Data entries
+++
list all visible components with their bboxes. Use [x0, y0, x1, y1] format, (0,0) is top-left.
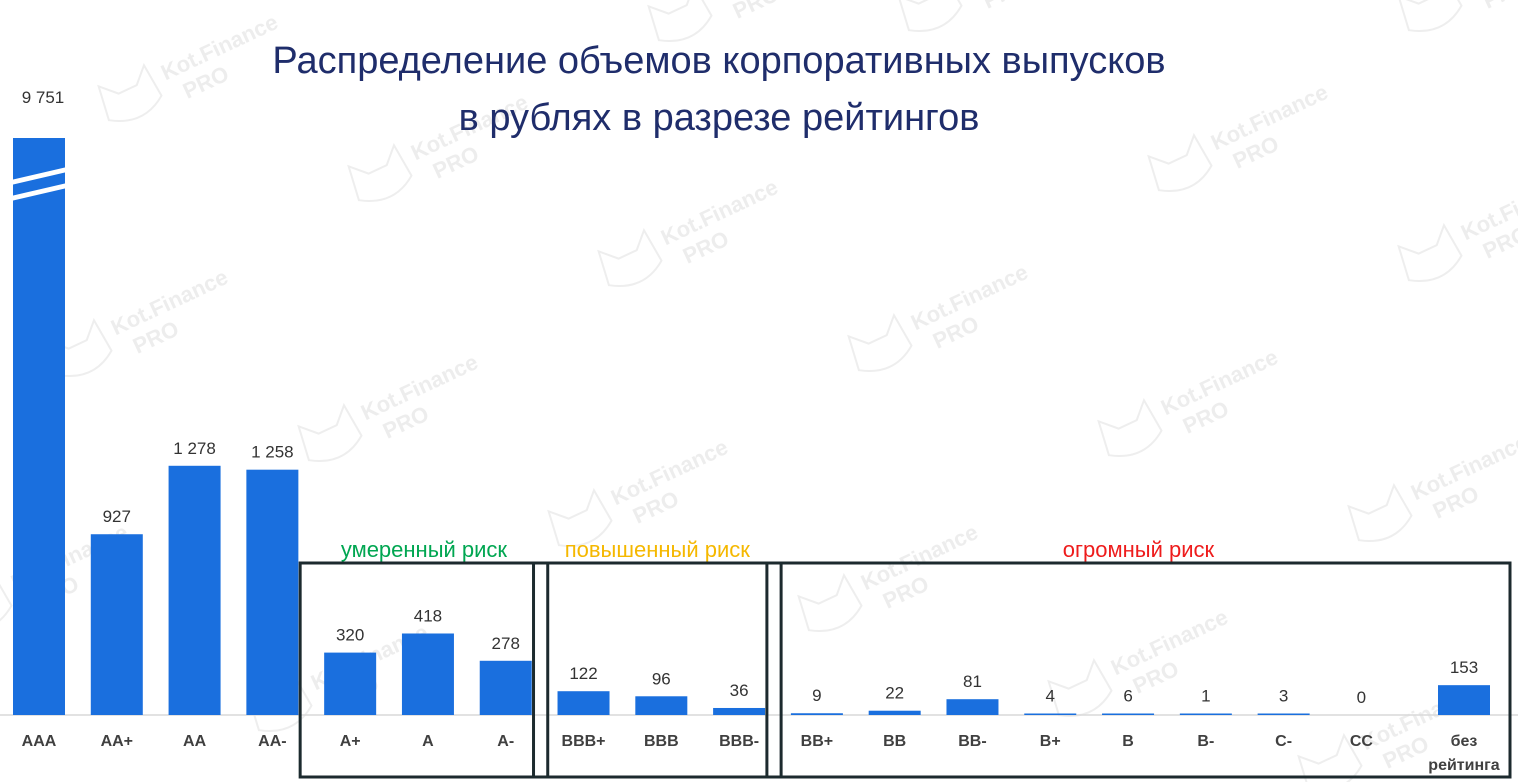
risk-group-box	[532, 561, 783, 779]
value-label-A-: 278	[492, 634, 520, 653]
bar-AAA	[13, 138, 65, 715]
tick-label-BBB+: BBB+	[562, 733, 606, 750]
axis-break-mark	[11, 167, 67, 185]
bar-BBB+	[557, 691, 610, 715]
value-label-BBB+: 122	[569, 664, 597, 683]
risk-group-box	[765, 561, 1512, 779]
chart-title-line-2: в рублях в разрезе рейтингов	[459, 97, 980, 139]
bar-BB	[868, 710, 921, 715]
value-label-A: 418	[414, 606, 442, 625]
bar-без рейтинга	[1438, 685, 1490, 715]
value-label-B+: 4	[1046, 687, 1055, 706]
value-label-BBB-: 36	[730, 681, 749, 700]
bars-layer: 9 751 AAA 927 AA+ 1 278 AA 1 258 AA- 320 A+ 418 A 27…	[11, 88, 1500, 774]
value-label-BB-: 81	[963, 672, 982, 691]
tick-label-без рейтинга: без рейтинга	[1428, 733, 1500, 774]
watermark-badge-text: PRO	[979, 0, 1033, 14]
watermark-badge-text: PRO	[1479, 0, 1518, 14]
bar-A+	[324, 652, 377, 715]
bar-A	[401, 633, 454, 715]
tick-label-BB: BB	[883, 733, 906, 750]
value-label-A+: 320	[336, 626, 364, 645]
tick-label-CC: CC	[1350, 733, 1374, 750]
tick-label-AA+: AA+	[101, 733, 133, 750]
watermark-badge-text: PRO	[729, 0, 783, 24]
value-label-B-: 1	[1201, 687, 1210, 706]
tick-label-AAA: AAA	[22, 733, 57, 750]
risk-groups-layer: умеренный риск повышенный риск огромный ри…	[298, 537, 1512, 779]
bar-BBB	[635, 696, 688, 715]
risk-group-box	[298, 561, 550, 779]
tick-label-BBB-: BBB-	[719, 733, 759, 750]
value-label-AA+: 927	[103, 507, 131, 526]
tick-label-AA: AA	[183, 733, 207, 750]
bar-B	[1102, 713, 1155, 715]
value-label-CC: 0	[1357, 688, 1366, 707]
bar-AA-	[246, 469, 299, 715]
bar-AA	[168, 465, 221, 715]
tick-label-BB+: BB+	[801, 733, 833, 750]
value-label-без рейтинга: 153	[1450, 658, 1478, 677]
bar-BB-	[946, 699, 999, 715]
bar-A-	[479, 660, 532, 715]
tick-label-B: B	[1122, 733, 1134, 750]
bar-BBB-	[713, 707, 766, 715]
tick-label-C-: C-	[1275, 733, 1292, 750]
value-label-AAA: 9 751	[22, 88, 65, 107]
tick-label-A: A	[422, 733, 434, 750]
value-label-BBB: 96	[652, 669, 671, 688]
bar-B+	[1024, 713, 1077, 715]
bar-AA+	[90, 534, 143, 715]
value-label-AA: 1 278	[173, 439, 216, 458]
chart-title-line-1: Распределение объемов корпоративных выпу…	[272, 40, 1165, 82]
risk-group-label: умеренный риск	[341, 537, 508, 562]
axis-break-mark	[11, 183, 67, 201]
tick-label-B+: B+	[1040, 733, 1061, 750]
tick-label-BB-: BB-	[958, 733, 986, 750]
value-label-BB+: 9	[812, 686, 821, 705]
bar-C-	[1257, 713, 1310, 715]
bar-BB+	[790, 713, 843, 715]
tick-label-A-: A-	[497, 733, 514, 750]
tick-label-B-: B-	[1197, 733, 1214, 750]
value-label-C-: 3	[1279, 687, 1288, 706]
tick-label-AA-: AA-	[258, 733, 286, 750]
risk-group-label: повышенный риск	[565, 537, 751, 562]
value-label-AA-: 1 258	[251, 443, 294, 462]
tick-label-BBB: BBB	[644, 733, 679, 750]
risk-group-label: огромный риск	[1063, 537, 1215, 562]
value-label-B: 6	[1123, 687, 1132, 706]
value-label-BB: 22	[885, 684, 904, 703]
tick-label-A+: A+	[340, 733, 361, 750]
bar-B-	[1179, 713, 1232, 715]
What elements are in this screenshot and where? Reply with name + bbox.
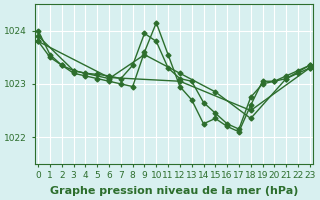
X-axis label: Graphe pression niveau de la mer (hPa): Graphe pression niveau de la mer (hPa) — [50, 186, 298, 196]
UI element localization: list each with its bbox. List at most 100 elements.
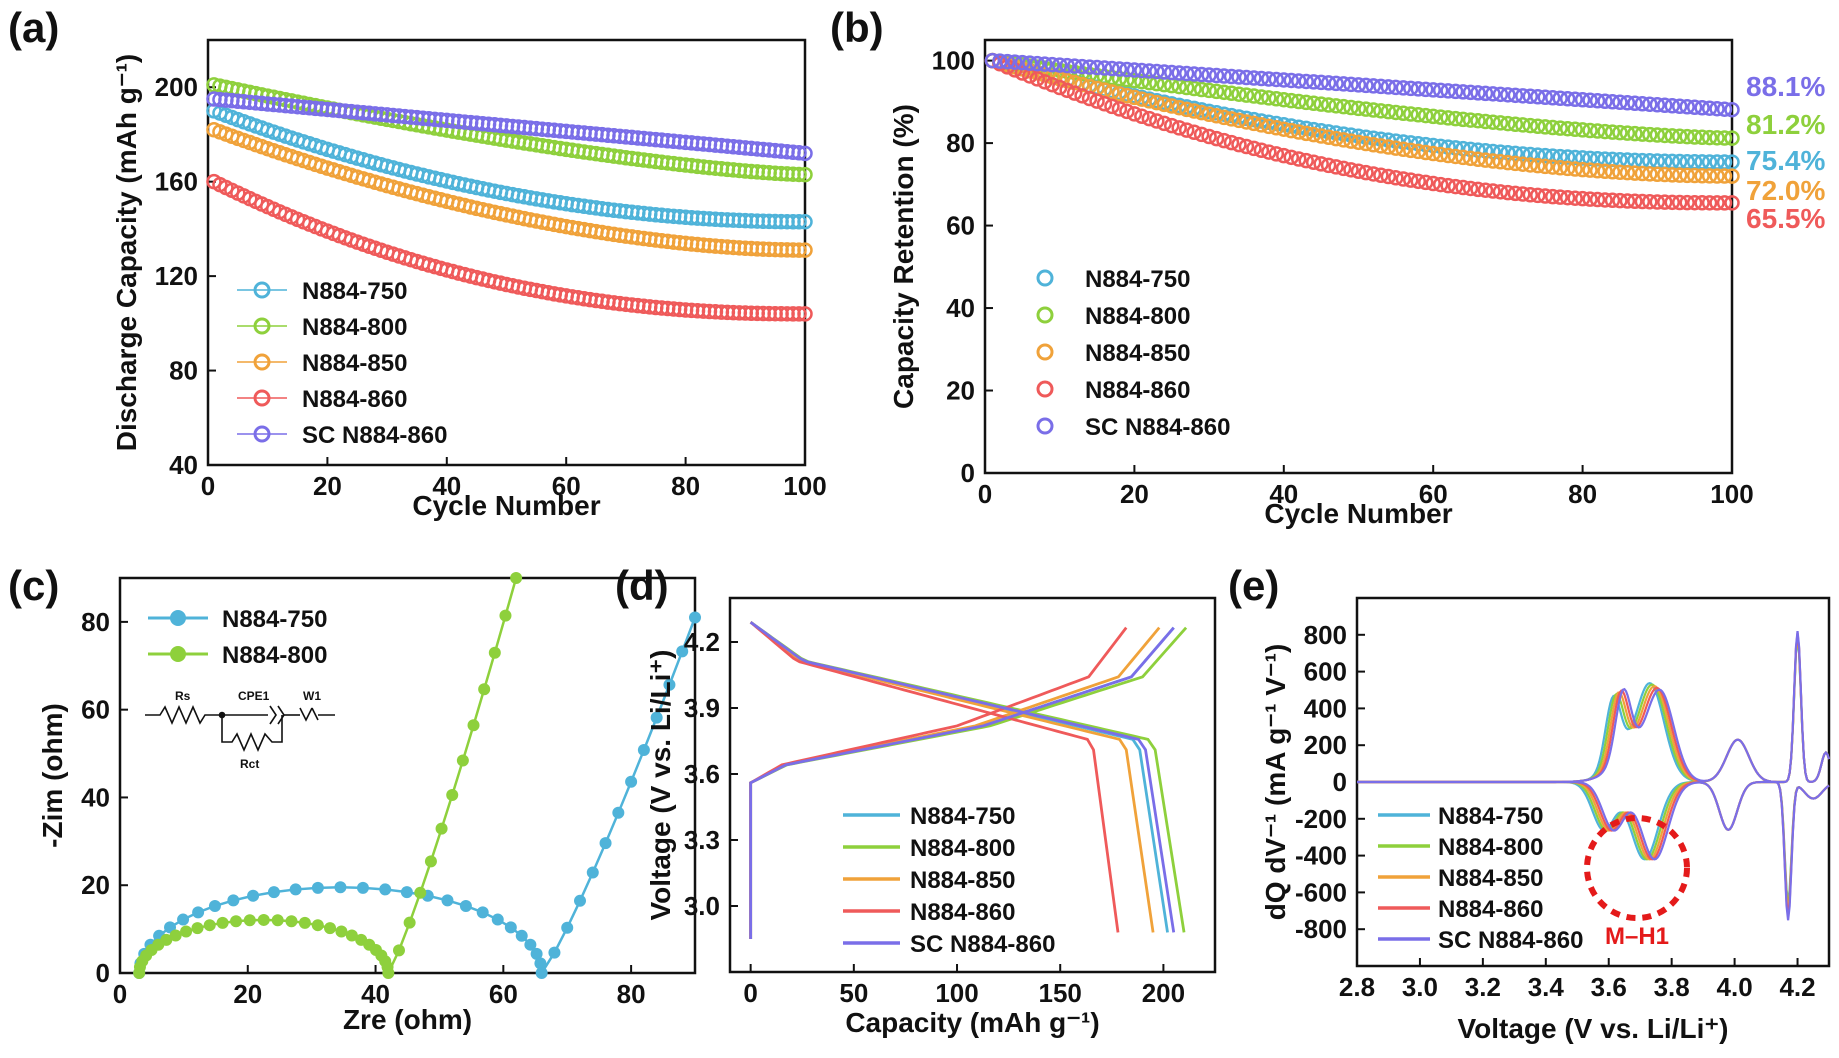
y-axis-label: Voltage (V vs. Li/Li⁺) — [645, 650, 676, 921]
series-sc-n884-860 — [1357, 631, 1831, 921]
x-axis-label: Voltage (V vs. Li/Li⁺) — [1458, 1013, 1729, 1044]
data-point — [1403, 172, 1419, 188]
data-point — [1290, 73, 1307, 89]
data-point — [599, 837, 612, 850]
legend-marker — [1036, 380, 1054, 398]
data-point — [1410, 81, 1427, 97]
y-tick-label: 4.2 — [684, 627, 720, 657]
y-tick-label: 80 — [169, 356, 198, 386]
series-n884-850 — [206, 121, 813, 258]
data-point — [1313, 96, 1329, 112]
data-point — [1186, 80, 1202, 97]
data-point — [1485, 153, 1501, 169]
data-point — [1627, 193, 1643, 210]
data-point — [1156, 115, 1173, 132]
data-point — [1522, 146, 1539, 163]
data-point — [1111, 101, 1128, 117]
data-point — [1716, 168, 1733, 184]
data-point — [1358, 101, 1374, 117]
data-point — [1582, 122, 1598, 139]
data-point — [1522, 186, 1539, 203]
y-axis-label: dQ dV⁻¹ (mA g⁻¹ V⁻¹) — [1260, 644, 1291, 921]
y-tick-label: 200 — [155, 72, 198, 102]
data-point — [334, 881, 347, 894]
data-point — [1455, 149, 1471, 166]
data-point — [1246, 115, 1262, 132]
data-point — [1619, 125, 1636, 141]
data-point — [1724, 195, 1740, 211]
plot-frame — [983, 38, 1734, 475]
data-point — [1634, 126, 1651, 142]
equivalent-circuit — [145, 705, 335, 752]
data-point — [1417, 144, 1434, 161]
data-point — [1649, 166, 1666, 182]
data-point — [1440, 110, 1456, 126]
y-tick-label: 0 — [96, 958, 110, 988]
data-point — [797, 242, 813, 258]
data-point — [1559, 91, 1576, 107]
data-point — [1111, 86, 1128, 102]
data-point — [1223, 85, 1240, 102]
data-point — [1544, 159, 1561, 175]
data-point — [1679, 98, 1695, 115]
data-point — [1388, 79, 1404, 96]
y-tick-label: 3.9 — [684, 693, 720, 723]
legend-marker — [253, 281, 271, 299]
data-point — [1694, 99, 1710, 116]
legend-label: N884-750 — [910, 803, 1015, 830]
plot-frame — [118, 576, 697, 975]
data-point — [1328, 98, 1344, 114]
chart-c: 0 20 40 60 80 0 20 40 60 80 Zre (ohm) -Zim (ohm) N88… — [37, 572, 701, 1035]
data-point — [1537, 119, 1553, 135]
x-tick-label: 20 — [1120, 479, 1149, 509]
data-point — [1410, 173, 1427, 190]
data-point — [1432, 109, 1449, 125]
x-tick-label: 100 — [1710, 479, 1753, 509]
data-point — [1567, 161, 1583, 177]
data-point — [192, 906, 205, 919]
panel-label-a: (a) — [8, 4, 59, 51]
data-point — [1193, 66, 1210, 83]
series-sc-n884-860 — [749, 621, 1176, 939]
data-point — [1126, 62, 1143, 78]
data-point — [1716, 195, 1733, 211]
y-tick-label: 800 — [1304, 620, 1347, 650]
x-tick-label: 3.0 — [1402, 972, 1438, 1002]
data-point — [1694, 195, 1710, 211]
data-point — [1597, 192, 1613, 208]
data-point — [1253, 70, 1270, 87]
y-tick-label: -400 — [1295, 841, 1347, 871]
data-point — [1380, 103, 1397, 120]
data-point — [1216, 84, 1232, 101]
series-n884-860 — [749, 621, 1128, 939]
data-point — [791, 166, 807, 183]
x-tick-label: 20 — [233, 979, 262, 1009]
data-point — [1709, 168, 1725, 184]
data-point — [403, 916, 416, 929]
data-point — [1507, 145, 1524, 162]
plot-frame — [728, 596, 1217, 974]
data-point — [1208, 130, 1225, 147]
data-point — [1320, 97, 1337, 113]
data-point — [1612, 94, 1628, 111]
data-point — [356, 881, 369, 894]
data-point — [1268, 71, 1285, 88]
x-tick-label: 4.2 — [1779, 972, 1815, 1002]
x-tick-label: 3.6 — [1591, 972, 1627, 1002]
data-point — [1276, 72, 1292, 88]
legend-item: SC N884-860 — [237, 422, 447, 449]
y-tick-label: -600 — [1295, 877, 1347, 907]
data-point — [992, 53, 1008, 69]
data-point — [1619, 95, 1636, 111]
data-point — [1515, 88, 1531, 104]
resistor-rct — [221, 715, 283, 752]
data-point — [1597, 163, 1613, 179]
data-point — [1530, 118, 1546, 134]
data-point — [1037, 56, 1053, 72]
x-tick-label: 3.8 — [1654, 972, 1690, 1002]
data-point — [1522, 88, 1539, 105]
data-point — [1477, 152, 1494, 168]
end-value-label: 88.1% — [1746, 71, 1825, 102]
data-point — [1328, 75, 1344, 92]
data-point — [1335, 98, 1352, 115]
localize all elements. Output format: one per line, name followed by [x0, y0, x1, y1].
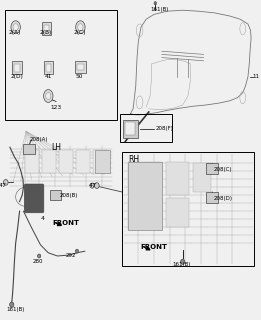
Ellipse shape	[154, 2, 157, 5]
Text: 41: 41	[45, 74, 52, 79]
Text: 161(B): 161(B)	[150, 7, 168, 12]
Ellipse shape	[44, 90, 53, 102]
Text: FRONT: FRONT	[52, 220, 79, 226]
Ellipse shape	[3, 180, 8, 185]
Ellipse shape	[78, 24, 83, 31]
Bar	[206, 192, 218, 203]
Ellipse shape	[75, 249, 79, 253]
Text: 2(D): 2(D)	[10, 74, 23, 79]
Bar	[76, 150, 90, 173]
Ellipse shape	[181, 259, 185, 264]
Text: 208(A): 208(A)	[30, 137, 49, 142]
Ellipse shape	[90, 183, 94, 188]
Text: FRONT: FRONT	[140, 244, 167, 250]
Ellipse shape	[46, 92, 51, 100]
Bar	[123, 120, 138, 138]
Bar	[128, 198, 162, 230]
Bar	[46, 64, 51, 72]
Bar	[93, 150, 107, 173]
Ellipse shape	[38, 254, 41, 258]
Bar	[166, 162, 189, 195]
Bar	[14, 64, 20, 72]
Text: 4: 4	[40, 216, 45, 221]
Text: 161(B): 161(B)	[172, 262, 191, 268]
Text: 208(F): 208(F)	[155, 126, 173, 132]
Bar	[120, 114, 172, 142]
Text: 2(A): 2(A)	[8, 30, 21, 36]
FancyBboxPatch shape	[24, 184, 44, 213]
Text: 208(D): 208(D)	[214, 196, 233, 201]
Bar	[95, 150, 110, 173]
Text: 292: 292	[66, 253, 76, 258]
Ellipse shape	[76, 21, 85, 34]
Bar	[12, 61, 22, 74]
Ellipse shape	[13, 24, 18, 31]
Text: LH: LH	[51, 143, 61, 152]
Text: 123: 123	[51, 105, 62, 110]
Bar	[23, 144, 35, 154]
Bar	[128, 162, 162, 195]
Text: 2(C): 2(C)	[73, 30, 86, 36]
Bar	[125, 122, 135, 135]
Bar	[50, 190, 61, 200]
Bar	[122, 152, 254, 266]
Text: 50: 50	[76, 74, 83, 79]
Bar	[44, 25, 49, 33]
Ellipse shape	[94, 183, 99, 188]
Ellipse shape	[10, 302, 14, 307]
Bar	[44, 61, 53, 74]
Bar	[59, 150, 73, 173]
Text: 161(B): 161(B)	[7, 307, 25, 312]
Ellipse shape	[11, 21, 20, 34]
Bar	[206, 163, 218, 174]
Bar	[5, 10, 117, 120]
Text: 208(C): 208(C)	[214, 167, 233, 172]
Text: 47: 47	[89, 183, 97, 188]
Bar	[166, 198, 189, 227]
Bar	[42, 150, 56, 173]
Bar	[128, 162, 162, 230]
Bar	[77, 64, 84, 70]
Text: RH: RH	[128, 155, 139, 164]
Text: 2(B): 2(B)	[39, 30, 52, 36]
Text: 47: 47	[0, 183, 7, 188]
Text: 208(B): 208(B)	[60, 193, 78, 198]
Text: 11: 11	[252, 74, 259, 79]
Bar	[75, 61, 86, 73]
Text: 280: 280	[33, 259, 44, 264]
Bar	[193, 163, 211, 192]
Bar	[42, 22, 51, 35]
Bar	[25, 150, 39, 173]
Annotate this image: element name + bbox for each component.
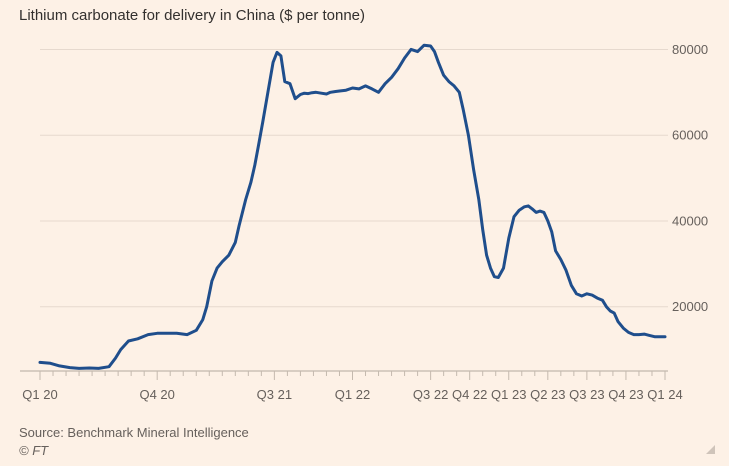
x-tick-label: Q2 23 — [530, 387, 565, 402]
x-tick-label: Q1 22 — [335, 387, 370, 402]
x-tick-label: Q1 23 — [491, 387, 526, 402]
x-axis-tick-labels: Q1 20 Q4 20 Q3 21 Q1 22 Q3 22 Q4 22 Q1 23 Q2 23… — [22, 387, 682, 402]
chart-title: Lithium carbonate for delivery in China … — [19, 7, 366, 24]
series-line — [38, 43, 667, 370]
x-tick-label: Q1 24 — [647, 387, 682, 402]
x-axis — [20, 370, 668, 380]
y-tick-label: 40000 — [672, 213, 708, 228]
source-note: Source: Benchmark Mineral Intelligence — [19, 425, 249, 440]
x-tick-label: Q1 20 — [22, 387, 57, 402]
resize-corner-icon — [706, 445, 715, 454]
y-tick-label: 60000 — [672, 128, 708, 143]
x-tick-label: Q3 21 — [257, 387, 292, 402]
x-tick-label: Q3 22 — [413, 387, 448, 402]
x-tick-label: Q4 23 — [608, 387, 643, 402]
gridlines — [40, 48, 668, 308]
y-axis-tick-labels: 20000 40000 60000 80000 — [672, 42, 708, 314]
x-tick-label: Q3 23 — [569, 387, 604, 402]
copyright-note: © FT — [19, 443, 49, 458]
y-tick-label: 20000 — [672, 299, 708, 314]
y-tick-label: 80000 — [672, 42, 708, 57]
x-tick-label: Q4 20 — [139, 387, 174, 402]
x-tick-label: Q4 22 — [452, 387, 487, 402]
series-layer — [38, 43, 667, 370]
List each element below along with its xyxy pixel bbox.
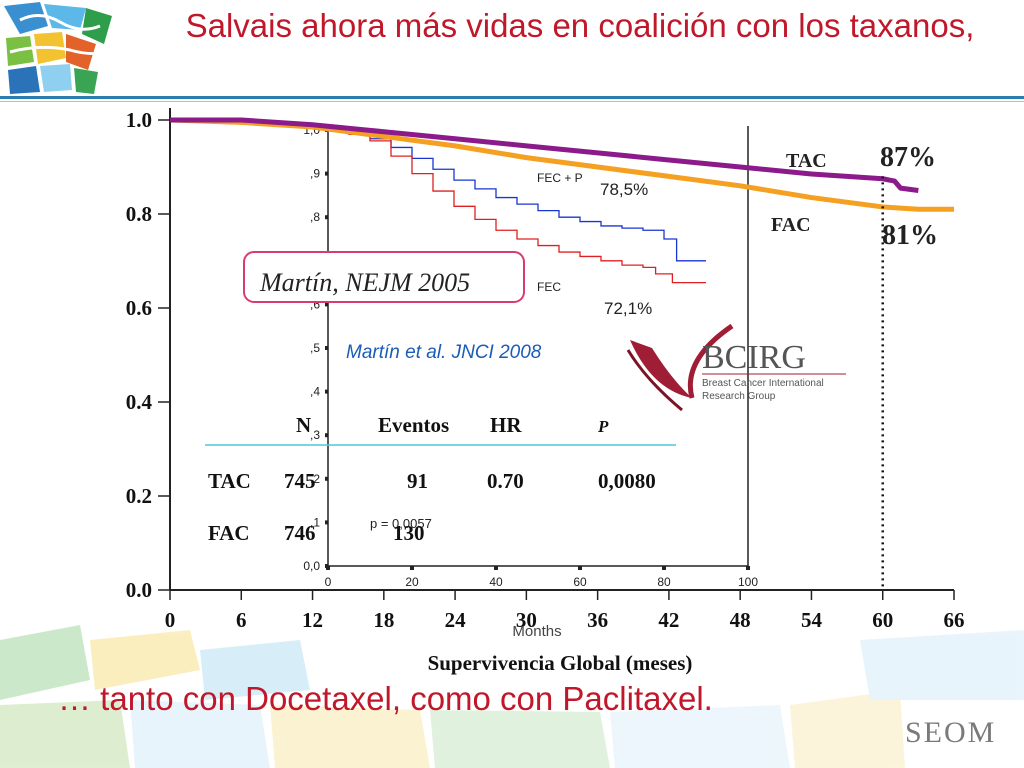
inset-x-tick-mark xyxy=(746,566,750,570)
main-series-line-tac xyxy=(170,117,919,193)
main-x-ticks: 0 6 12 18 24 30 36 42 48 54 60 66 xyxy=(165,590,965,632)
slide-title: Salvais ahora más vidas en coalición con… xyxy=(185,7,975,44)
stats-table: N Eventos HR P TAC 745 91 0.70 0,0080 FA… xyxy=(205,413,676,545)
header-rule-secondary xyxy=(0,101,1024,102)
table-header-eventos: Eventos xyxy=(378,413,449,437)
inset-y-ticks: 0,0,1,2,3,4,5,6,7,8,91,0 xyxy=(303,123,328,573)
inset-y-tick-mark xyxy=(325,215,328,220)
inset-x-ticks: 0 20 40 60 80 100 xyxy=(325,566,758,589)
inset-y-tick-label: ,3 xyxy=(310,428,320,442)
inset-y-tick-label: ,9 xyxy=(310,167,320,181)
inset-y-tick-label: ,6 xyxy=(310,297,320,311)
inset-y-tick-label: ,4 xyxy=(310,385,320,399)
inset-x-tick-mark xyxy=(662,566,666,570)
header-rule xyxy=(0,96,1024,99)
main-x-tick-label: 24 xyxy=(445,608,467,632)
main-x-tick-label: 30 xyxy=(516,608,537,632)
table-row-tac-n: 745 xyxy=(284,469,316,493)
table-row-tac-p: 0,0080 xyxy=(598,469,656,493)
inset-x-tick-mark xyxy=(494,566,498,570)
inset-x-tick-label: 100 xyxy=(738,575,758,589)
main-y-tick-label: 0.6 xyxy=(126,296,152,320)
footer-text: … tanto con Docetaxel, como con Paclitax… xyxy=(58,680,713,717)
+++
» Exercise prompt: Extract the lines of the listing beginning at the line that contains "x-tick-label: Q2 23 — [530, 387, 565, 402]" and ending after the line that contains "x-tick-label: Q1 20 — [22, 387, 57, 402]", and reproduce each one verbatim.

» Output of the task:
x-tick-label: Q2 23 — [530, 387, 565, 402]
x-tick-label: Q1 22 — [335, 387, 370, 402]
x-tick-label: Q1 23 — [491, 387, 526, 402]
x-axis-tick-labels: Q1 20 Q4 20 Q3 21 Q1 22 Q3 22 Q4 22 Q1 23 Q2 23… — [22, 387, 682, 402]
chart-title: Lithium carbonate for delivery in China … — [19, 7, 366, 24]
series-line — [38, 43, 667, 370]
x-tick-label: Q1 24 — [647, 387, 682, 402]
x-axis — [20, 370, 668, 380]
y-tick-label: 40000 — [672, 213, 708, 228]
source-note: Source: Benchmark Mineral Intelligence — [19, 425, 249, 440]
x-tick-label: Q1 20 — [22, 387, 57, 402]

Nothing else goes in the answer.